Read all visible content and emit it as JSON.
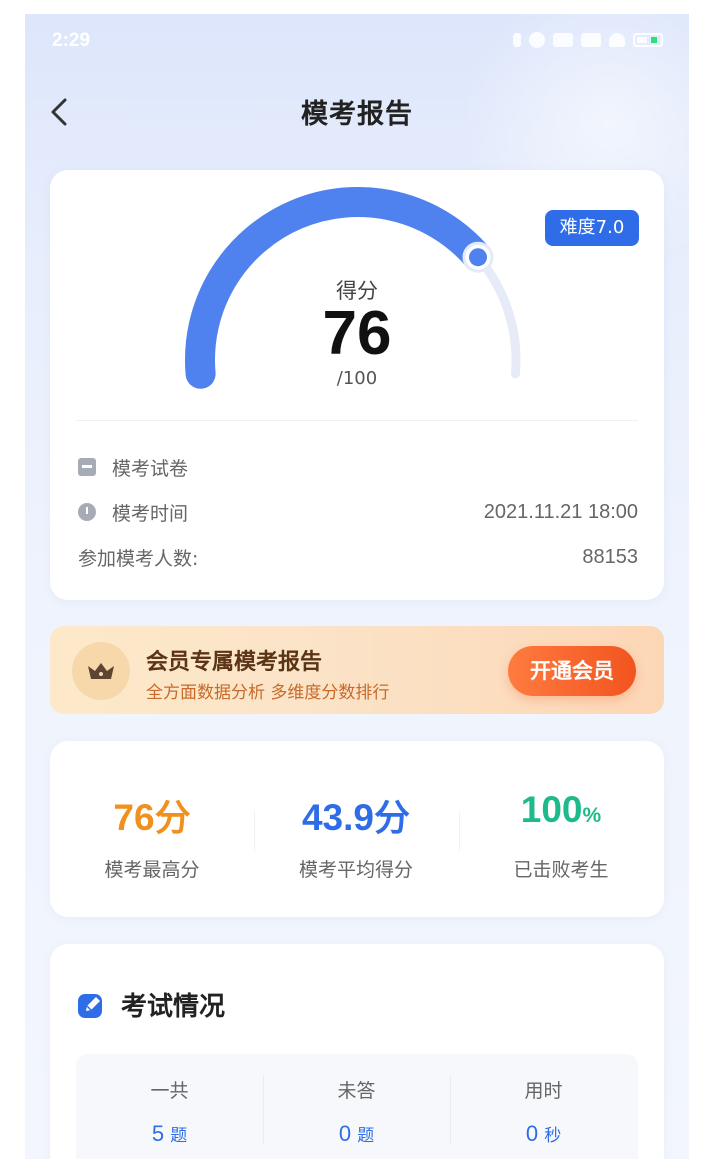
{
  "status_bar": {
    "time": "2:29"
  },
  "header": {
    "title": "模考报告"
  },
  "score_card": {
    "difficulty": "难度7.0",
    "score_label": "得分",
    "score": "76",
    "total": "/100",
    "score_fraction": 0.76,
    "rows": [
      {
        "label": "模考试卷",
        "value": ""
      },
      {
        "label": "模考时间",
        "value": "2021.11.21 18:00"
      },
      {
        "label": "参加模考人数:",
        "value": "88153"
      }
    ]
  },
  "vip_banner": {
    "title": "会员专属模考报告",
    "subtitle": "全方面数据分析 多维度分数排行",
    "button": "开通会员"
  },
  "stats": [
    {
      "value": "76",
      "unit": "分",
      "label": "模考最高分",
      "color": "#f0901e"
    },
    {
      "value": "43.9",
      "unit": "分",
      "label": "模考平均得分",
      "color": "#2f6de8"
    },
    {
      "value": "100",
      "unit": "%",
      "label": "已击败考生",
      "color": "#1fba8c"
    }
  ],
  "exam": {
    "title": "考试情况",
    "columns": [
      {
        "label": "一共",
        "value": "5",
        "unit": "题"
      },
      {
        "label": "未答",
        "value": "0",
        "unit": "题"
      },
      {
        "label": "用时",
        "value": "0",
        "unit": "秒"
      }
    ]
  },
  "colors": {
    "accent": "#2f6de8",
    "vip_button": "#f2541f",
    "gauge_track": "#e7ebf7"
  }
}
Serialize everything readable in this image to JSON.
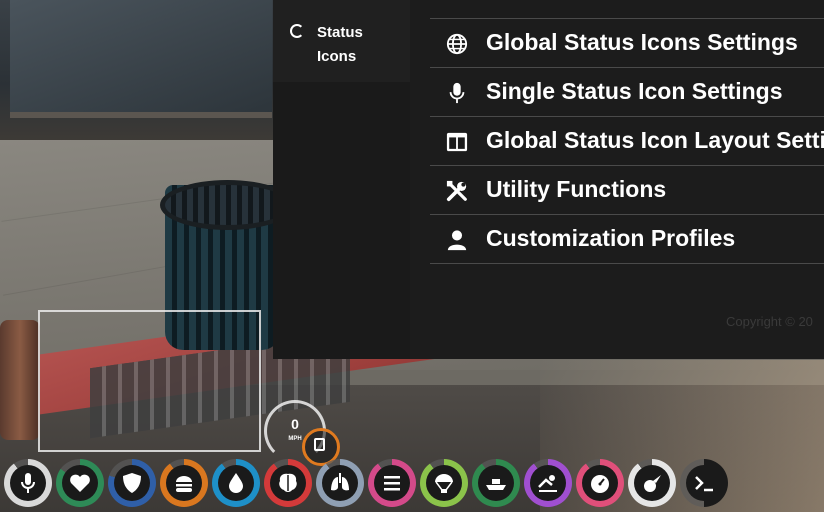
{
  "menu": {
    "sidebar": {
      "items": [
        {
          "label": "Status Icons",
          "icon": "spinner-icon",
          "active": true
        }
      ]
    },
    "items": [
      {
        "label": "Global Status Icons Settings",
        "icon": "globe-icon"
      },
      {
        "label": "Single Status Icon Settings",
        "icon": "microphone-icon"
      },
      {
        "label": "Global Status Icon Layout Settin",
        "icon": "layout-columns-icon"
      },
      {
        "label": "Utility Functions",
        "icon": "tools-icon"
      },
      {
        "label": "Customization Profiles",
        "icon": "user-icon"
      }
    ],
    "copyright": "Copyright © 20"
  },
  "speedometer": {
    "value": "0",
    "unit": "MPH"
  },
  "status_icons": [
    {
      "name": "voice",
      "icon": "microphone-icon",
      "ring_color": "#d9d9d9",
      "level": 0.9
    },
    {
      "name": "health",
      "icon": "heart-icon",
      "ring_color": "#2e8b57",
      "level": 0.85
    },
    {
      "name": "armor",
      "icon": "shield-icon",
      "ring_color": "#2f5fa8",
      "level": 0.8
    },
    {
      "name": "hunger",
      "icon": "burger-icon",
      "ring_color": "#d9771f",
      "level": 0.9
    },
    {
      "name": "thirst",
      "icon": "droplet-icon",
      "ring_color": "#1e90c8",
      "level": 0.9
    },
    {
      "name": "stress",
      "icon": "brain-icon",
      "ring_color": "#d43a3a",
      "level": 0.9
    },
    {
      "name": "oxygen",
      "icon": "lungs-icon",
      "ring_color": "#8f9fb3",
      "level": 0.9
    },
    {
      "name": "stamina",
      "icon": "bars-icon",
      "ring_color": "#d44a8a",
      "level": 0.9
    },
    {
      "name": "parachute",
      "icon": "parachute-icon",
      "ring_color": "#8bc34a",
      "level": 0.9
    },
    {
      "name": "boat",
      "icon": "ship-icon",
      "ring_color": "#2f8a4f",
      "level": 0.9
    },
    {
      "name": "swimming",
      "icon": "swimmer-icon",
      "ring_color": "#a04fd0",
      "level": 0.9
    },
    {
      "name": "speed",
      "icon": "gauge-icon",
      "ring_color": "#e04f7a",
      "level": 0.9
    },
    {
      "name": "nitro",
      "icon": "comet-icon",
      "ring_color": "#e6e6e6",
      "level": 0.9
    },
    {
      "name": "dev-mode",
      "icon": "terminal-icon",
      "ring_color": "#1a1a1a",
      "level": 0.5
    }
  ]
}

*Instruction:* Locate the string "microphone" in the listing above and copy every line where it occurs.

*Task answer:*
        "icon": "microphone-icon"
      "icon": "microphone-icon",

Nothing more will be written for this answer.